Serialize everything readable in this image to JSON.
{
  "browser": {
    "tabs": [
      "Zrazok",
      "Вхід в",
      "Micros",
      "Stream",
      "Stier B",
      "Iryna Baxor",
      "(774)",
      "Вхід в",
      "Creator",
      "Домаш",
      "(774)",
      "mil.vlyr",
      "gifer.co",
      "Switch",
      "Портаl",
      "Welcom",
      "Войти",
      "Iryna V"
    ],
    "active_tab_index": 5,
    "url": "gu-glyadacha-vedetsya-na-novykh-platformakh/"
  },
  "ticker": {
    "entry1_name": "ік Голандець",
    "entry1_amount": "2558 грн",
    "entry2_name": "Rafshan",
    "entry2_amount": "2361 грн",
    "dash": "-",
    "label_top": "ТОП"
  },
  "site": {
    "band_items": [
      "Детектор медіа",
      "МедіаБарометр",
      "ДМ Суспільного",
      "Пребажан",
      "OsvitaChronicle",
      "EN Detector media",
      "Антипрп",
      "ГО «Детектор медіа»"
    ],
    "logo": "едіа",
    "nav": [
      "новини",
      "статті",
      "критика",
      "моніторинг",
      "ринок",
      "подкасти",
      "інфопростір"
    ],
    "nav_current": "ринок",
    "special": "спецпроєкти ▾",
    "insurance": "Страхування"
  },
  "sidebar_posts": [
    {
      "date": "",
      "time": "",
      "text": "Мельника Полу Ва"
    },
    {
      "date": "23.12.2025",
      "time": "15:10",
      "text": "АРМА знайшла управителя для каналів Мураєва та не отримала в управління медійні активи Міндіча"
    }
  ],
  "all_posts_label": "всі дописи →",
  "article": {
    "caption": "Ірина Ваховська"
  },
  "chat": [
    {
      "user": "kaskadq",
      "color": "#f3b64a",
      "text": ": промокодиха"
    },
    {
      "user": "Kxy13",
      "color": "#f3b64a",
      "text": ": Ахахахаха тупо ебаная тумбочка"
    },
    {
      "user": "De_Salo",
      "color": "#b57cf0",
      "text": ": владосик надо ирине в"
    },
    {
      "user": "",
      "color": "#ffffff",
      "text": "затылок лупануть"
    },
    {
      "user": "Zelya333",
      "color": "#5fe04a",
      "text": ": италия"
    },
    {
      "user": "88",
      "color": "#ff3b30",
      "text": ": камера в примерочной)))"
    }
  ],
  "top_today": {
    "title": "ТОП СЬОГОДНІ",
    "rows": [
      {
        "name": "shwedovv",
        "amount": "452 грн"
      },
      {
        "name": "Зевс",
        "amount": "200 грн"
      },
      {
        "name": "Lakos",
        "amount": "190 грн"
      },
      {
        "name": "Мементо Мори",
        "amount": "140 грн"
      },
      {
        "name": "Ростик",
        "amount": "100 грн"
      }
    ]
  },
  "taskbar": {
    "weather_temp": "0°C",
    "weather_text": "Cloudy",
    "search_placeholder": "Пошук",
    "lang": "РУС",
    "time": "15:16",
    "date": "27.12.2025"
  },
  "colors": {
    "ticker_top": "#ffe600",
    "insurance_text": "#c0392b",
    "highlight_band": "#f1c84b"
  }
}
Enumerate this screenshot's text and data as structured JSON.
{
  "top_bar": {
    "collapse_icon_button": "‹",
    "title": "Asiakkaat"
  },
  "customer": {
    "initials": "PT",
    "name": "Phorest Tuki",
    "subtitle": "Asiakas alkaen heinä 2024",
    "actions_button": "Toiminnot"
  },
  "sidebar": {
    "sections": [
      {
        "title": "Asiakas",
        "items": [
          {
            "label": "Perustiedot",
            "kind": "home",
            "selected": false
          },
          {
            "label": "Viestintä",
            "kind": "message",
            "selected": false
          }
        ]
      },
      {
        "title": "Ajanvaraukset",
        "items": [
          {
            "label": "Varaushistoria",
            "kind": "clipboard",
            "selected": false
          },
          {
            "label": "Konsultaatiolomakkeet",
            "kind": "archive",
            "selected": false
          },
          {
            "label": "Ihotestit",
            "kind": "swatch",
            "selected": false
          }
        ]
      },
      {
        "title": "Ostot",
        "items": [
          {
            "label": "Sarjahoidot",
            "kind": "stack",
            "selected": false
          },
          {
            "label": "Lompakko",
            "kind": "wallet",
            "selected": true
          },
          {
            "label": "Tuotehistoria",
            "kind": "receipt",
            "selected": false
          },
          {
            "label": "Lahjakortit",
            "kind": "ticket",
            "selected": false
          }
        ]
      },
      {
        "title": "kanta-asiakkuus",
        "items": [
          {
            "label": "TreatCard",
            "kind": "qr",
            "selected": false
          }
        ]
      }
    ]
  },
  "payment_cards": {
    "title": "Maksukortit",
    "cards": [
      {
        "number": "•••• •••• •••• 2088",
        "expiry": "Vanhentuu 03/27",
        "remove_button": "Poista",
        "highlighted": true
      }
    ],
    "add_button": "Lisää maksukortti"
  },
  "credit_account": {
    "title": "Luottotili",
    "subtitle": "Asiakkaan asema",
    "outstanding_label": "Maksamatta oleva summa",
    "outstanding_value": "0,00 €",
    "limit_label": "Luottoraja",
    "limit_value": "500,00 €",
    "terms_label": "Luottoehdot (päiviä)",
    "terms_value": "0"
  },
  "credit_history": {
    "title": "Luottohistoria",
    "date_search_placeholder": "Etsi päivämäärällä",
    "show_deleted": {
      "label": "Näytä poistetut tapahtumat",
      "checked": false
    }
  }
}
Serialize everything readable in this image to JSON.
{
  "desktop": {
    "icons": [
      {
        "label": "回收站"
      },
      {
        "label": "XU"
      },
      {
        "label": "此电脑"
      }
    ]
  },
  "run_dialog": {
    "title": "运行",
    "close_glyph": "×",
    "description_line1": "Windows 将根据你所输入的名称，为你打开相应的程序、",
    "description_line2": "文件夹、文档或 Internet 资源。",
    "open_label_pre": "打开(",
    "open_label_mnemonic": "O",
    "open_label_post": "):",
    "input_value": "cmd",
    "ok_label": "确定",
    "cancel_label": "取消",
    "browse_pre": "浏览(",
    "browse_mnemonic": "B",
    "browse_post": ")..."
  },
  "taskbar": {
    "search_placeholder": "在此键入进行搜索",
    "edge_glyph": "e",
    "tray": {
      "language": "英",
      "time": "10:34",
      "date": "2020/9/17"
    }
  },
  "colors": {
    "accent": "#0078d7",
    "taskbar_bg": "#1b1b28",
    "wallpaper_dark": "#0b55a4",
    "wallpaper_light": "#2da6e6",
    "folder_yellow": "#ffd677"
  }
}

------------------------------------

● Goal:
For each line of the listing that holds the word "kind", show that line.

● Response to the exercise:
            "kind": "home",
            "kind": "message",
            "kind": "clipboard",
            "kind": "archive",
            "kind": "swatch",
            "kind": "stack",
            "kind": "wallet",
            "kind": "receipt",
            "kind": "ticket",
            "kind": "qr",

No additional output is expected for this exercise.